TESTO FORNITO =>
:::::

Come proteggere la casa da intrusioni di Ladri

Proteggere la casa dalle intrusioni e dei furti è diventato un obbligo. Le effrazioni nelle abitazioni sono in costante aumento, per questo motivo bisogna tutelarsi e rinforzare le difese della propria proprietà privata. Per evitare che intrusori si affaccino all’interno delle nostre abitazioni ci sono sul mercato dei sistemi di allarme e dei sistemi meccanici per impedirle. Da una parte si tratta di antifurti della casa, dall’altra di porte blindate ed inferiate per le finestre.

I sistemi di antifurto si compongono di centralina, sensori di movimento, sirene ed eventualmente sistemi di videosorveglianza. I sistemi passivi sono composti da porte rinforzate e, come detto inferriate in ferro. Per avere maggiori informazioni sui funzionamenti degli antifurti date un’occhiata a questo interessante blog: http://www.antifurtoallarme.eu/

Per quel che riguarda le porte blindate non sono tutte uguali. Ci sono sei classi di appartenenza, differenziate a seconda della forza di resistenza della porta stessa. La classe uno è il livello più basso , la classe sei quello più alto. Mediamente le porte che si vendono per le case sono di classe tre e classe quattro. Quest’ultima è adatta a respingere uno scassinatore esperto che utilizza anche seghe, accette, scalpelli e trapani portatili per forzare la porta. Il prezzo di una buona porta blindata è di circa 150o euro, preferibilmente da integrare con la serratura europea a cilindro e sistema Defender.

L’antifurto come detto è composto da tre parti. La centralina è il cuore del sistema, da qui sono collegati tutti gli altri componenti (in maniera filare oppure wireless). La centrale si sistema all’interno della casa, vicino la porta, da qui è possibile attivare e disattivare l’allarme. Alcuni modelli sono anche a controllo remoto, gestibili da Internet. Tramite applicazione da smartphone possiamo controllare l’antifurto della casa coordinandolo con le nostre esigenze.

:::::

LAVORO RICHIESTO =>
Rispondi a queste domande in base al testo sulla protezione della casa dai ladri.
1. In quante classi si distinguono le porte blindate?
2. Di quali classi sono mediamente le porte blindate vendute per le case?
3. In quale punto della casa si sistema la centrale dell'antifurto?
Le voci che seguono sono materiale separato dal testo.

(Voci del dataset)

:::::

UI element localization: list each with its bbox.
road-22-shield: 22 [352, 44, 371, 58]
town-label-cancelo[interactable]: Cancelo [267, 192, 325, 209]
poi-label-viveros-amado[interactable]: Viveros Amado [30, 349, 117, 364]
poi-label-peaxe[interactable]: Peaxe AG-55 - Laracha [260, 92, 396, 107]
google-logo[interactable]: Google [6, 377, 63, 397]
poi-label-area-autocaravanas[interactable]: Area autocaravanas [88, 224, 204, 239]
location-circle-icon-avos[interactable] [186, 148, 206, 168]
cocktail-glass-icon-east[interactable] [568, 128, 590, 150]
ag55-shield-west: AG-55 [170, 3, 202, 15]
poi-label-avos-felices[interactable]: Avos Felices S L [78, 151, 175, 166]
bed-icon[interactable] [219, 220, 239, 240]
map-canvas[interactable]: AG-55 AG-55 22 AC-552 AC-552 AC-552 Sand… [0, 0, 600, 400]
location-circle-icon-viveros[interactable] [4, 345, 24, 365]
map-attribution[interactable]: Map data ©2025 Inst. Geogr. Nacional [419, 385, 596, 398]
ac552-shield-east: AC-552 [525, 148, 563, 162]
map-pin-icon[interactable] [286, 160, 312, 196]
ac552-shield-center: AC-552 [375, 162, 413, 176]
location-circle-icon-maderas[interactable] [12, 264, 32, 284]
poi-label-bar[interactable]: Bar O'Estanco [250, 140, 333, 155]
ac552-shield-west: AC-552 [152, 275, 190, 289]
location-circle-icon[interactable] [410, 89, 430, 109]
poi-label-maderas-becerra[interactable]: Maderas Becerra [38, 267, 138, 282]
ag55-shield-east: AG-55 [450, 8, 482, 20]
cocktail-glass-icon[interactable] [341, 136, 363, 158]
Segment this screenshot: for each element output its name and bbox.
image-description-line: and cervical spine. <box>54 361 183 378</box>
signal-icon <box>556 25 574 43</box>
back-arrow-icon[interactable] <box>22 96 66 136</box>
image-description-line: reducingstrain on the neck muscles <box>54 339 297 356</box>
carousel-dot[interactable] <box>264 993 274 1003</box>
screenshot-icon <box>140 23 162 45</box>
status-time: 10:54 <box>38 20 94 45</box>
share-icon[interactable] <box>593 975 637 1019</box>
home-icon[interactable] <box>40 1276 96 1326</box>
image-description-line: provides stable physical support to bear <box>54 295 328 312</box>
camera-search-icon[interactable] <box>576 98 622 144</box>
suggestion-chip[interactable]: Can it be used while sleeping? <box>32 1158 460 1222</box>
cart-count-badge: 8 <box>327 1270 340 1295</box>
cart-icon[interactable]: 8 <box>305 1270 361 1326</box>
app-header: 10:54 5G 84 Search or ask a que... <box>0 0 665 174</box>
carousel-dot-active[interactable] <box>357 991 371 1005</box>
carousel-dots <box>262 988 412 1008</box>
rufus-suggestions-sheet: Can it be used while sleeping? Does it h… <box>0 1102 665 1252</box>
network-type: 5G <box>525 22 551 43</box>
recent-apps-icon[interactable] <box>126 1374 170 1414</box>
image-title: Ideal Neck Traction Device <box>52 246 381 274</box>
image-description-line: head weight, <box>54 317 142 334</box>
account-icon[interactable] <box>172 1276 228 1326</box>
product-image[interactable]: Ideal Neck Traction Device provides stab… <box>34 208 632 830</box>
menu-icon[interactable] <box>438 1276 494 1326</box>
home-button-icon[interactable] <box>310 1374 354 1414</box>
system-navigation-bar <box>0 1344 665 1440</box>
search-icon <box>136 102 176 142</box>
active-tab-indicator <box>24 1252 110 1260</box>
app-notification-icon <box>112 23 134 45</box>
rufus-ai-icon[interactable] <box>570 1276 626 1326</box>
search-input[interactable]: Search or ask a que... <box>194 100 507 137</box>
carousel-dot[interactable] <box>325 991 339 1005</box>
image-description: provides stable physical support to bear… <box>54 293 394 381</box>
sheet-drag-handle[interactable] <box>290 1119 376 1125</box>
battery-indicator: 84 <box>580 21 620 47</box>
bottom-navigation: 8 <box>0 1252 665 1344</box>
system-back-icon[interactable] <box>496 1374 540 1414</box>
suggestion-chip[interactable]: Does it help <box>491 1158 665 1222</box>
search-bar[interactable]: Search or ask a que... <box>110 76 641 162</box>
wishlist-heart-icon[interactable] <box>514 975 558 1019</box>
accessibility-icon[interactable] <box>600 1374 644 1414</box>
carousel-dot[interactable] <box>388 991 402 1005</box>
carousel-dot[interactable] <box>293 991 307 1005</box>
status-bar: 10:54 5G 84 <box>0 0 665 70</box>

:::::

RISPOSTA =>
1. In sei classi.
2. Di classe tre e classe quattro.
3. All'interno della casa, vicino alla porta.